▶ [Source records]
========================================

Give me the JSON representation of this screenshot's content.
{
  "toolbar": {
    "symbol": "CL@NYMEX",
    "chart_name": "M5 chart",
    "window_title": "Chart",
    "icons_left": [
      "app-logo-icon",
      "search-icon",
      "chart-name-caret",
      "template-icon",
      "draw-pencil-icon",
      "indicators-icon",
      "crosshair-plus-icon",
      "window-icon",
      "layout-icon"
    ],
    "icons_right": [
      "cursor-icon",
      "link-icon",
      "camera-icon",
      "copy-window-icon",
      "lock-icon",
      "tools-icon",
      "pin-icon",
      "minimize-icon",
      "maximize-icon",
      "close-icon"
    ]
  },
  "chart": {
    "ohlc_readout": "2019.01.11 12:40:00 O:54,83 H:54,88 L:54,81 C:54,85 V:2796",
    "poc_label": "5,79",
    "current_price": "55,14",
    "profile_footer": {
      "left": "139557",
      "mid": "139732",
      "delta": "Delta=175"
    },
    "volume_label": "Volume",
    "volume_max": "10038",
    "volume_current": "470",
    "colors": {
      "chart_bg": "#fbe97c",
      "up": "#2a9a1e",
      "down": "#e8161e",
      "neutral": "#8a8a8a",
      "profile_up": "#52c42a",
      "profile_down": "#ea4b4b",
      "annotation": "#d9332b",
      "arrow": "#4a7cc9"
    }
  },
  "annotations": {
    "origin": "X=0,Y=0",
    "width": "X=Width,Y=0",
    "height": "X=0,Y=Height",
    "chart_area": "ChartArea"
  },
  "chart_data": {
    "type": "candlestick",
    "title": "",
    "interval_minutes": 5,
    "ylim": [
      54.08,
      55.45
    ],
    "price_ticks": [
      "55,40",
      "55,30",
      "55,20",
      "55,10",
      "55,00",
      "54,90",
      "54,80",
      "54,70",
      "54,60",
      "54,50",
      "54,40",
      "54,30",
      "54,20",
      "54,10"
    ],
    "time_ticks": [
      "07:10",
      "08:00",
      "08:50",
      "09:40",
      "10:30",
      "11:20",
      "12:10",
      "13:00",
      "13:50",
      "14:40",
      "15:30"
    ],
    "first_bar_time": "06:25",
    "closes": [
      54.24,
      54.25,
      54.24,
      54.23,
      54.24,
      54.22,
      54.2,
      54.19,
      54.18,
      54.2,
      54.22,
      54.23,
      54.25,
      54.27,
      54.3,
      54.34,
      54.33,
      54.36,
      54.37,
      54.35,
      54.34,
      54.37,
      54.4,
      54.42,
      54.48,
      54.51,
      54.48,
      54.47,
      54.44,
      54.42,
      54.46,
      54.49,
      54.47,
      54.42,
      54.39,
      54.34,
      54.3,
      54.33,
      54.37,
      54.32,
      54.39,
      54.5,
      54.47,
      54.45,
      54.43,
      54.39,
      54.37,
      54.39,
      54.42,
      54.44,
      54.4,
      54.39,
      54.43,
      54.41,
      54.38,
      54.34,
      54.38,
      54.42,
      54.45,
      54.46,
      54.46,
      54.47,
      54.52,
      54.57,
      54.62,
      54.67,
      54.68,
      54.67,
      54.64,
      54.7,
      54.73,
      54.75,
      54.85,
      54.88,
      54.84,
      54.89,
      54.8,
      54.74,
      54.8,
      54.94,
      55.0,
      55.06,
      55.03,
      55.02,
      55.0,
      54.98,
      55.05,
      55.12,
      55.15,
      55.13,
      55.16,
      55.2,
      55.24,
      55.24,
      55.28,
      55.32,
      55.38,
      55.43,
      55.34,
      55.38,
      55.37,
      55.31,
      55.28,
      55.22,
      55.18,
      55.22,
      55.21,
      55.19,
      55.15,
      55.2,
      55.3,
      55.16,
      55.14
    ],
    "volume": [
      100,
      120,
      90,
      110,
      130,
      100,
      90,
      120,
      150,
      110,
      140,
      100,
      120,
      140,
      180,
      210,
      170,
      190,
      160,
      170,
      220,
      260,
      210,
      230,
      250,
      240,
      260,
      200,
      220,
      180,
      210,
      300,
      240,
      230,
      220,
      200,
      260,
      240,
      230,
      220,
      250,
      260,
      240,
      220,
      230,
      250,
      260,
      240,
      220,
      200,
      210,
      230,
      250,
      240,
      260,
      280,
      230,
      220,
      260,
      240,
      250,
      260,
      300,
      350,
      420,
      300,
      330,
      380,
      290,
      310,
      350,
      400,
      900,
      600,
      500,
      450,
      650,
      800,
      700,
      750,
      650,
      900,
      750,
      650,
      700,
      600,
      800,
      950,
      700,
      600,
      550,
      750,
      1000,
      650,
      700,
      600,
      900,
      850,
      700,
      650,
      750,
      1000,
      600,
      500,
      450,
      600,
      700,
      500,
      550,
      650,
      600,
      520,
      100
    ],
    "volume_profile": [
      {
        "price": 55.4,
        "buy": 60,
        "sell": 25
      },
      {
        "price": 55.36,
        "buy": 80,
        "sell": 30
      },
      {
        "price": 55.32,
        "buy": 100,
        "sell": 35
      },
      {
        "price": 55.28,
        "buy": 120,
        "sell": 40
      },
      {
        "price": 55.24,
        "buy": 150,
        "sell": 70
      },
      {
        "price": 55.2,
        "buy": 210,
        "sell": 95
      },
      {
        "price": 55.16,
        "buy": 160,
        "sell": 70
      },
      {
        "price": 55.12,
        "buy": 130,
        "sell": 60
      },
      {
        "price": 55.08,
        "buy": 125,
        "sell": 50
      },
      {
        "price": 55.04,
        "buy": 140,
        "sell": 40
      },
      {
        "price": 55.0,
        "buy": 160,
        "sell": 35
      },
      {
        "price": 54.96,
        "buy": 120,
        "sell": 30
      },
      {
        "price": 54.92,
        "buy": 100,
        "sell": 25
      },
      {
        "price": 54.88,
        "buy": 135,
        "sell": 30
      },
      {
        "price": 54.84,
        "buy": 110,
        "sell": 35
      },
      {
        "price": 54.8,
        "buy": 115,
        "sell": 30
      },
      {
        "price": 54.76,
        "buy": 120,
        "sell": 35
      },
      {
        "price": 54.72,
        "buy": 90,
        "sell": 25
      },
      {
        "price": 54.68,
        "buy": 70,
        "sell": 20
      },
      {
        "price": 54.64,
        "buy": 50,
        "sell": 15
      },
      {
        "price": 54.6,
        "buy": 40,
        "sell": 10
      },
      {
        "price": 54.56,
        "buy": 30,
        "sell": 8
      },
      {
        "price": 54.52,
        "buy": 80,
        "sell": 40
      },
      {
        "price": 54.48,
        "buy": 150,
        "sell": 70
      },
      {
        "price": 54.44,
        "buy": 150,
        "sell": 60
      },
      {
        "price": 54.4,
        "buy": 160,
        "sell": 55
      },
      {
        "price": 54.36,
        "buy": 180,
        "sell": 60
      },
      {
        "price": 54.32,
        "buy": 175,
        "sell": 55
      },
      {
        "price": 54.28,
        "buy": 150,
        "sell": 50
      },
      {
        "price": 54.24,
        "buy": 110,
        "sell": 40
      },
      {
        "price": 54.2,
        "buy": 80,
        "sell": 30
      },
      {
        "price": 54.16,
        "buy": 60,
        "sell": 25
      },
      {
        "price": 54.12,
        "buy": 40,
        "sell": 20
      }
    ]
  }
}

========================================

▶ [Problem statement] Reproduce every entry shown above, precisely as it stands.

▶ [Correct answer]
Give me the JSON representation of this screenshot's content.
{
  "toolbar": {
    "symbol": "CL@NYMEX",
    "chart_name": "M5 chart",
    "window_title": "Chart",
    "icons_left": [
      "app-logo-icon",
      "search-icon",
      "chart-name-caret",
      "template-icon",
      "draw-pencil-icon",
      "indicators-icon",
      "crosshair-plus-icon",
      "window-icon",
      "layout-icon"
    ],
    "icons_right": [
      "cursor-icon",
      "link-icon",
      "camera-icon",
      "copy-window-icon",
      "lock-icon",
      "tools-icon",
      "pin-icon",
      "minimize-icon",
      "maximize-icon",
      "close-icon"
    ]
  },
  "chart": {
    "ohlc_readout": "2019.01.11 12:40:00 O:54,83 H:54,88 L:54,81 C:54,85 V:2796",
    "poc_label": "5,79",
    "current_price": "55,14",
    "profile_footer": {
      "left": "139557",
      "mid": "139732",
      "delta": "Delta=175"
    },
    "volume_label": "Volume",
    "volume_max": "10038",
    "volume_current": "470",
    "colors": {
      "chart_bg": "#fbe97c",
      "up": "#2a9a1e",
      "down": "#e8161e",
      "neutral": "#8a8a8a",
      "profile_up": "#52c42a",
      "profile_down": "#ea4b4b",
      "annotation": "#d9332b",
      "arrow": "#4a7cc9"
    }
  },
  "annotations": {
    "origin": "X=0,Y=0",
    "width": "X=Width,Y=0",
    "height": "X=0,Y=Height",
    "chart_area": "ChartArea"
  },
  "chart_data": {
    "type": "candlestick",
    "title": "",
    "interval_minutes": 5,
    "ylim": [
      54.08,
      55.45
    ],
    "price_ticks": [
      "55,40",
      "55,30",
      "55,20",
      "55,10",
      "55,00",
      "54,90",
      "54,80",
      "54,70",
      "54,60",
      "54,50",
      "54,40",
      "54,30",
      "54,20",
      "54,10"
    ],
    "time_ticks": [
      "07:10",
      "08:00",
      "08:50",
      "09:40",
      "10:30",
      "11:20",
      "12:10",
      "13:00",
      "13:50",
      "14:40",
      "15:30"
    ],
    "first_bar_time": "06:25",
    "closes": [
      54.24,
      54.25,
      54.24,
      54.23,
      54.24,
      54.22,
      54.2,
      54.19,
      54.18,
      54.2,
      54.22,
      54.23,
      54.25,
      54.27,
      54.3,
      54.34,
      54.33,
      54.36,
      54.37,
      54.35,
      54.34,
      54.37,
      54.4,
      54.42,
      54.48,
      54.51,
      54.48,
      54.47,
      54.44,
      54.42,
      54.46,
      54.49,
      54.47,
      54.42,
      54.39,
      54.34,
      54.3,
      54.33,
      54.37,
      54.32,
      54.39,
      54.5,
      54.47,
      54.45,
      54.43,
      54.39,
      54.37,
      54.39,
      54.42,
      54.44,
      54.4,
      54.39,
      54.43,
      54.41,
      54.38,
      54.34,
      54.38,
      54.42,
      54.45,
      54.46,
      54.46,
      54.47,
      54.52,
      54.57,
      54.62,
      54.67,
      54.68,
      54.67,
      54.64,
      54.7,
      54.73,
      54.75,
      54.85,
      54.88,
      54.84,
      54.89,
      54.8,
      54.74,
      54.8,
      54.94,
      55.0,
      55.06,
      55.03,
      55.02,
      55.0,
      54.98,
      55.05,
      55.12,
      55.15,
      55.13,
      55.16,
      55.2,
      55.24,
      55.24,
      55.28,
      55.32,
      55.38,
      55.43,
      55.34,
      55.38,
      55.37,
      55.31,
      55.28,
      55.22,
      55.18,
      55.22,
      55.21,
      55.19,
      55.15,
      55.2,
      55.3,
      55.16,
      55.14
    ],
    "volume": [
      100,
      120,
      90,
      110,
      130,
      100,
      90,
      120,
      150,
      110,
      140,
      100,
      120,
      140,
      180,
      210,
      170,
      190,
      160,
      170,
      220,
      260,
      210,
      230,
      250,
      240,
      260,
      200,
      220,
      180,
      210,
      300,
      240,
      230,
      220,
      200,
      260,
      240,
      230,
      220,
      250,
      260,
      240,
      220,
      230,
      250,
      260,
      240,
      220,
      200,
      210,
      230,
      250,
      240,
      260,
      280,
      230,
      220,
      260,
      240,
      250,
      260,
      300,
      350,
      420,
      300,
      330,
      380,
      290,
      310,
      350,
      400,
      900,
      600,
      500,
      450,
      650,
      800,
      700,
      750,
      650,
      900,
      750,
      650,
      700,
      600,
      800,
      950,
      700,
      600,
      550,
      750,
      1000,
      650,
      700,
      600,
      900,
      850,
      700,
      650,
      750,
      1000,
      600,
      500,
      450,
      600,
      700,
      500,
      550,
      650,
      600,
      520,
      100
    ],
    "volume_profile": [
      {
        "price": 55.4,
        "buy": 60,
        "sell": 25
      },
      {
        "price": 55.36,
        "buy": 80,
        "sell": 30
      },
      {
        "price": 55.32,
        "buy": 100,
        "sell": 35
      },
      {
        "price": 55.28,
        "buy": 120,
        "sell": 40
      },
      {
        "price": 55.24,
        "buy": 150,
        "sell": 70
      },
      {
        "price": 55.2,
        "buy": 210,
        "sell": 95
      },
      {
        "price": 55.16,
        "buy": 160,
        "sell": 70
      },
      {
        "price": 55.12,
        "buy": 130,
        "sell": 60
      },
      {
        "price": 55.08,
        "buy": 125,
        "sell": 50
      },
      {
        "price": 55.04,
        "buy": 140,
        "sell": 40
      },
      {
        "price": 55.0,
        "buy": 160,
        "sell": 35
      },
      {
        "price": 54.96,
        "buy": 120,
        "sell": 30
      },
      {
        "price": 54.92,
        "buy": 100,
        "sell": 25
      },
      {
        "price": 54.88,
        "buy": 135,
        "sell": 30
      },
      {
        "price": 54.84,
        "buy": 110,
        "sell": 35
      },
      {
        "price": 54.8,
        "buy": 115,
        "sell": 30
      },
      {
        "price": 54.76,
        "buy": 120,
        "sell": 35
      },
      {
        "price": 54.72,
        "buy": 90,
        "sell": 25
      },
      {
        "price": 54.68,
        "buy": 70,
        "sell": 20
      },
      {
        "price": 54.64,
        "buy": 50,
        "sell": 15
      },
      {
        "price": 54.6,
        "buy": 40,
        "sell": 10
      },
      {
        "price": 54.56,
        "buy": 30,
        "sell": 8
      },
      {
        "price": 54.52,
        "buy": 80,
        "sell": 40
      },
      {
        "price": 54.48,
        "buy": 150,
        "sell": 70
      },
      {
        "price": 54.44,
        "buy": 150,
        "sell": 60
      },
      {
        "price": 54.4,
        "buy": 160,
        "sell": 55
      },
      {
        "price": 54.36,
        "buy": 180,
        "sell": 60
      },
      {
        "price": 54.32,
        "buy": 175,
        "sell": 55
      },
      {
        "price": 54.28,
        "buy": 150,
        "sell": 50
      },
      {
        "price": 54.24,
        "buy": 110,
        "sell": 40
      },
      {
        "price": 54.2,
        "buy": 80,
        "sell": 30
      },
      {
        "price": 54.16,
        "buy": 60,
        "sell": 25
      },
      {
        "price": 54.12,
        "buy": 40,
        "sell": 20
      }
    ]
  }
}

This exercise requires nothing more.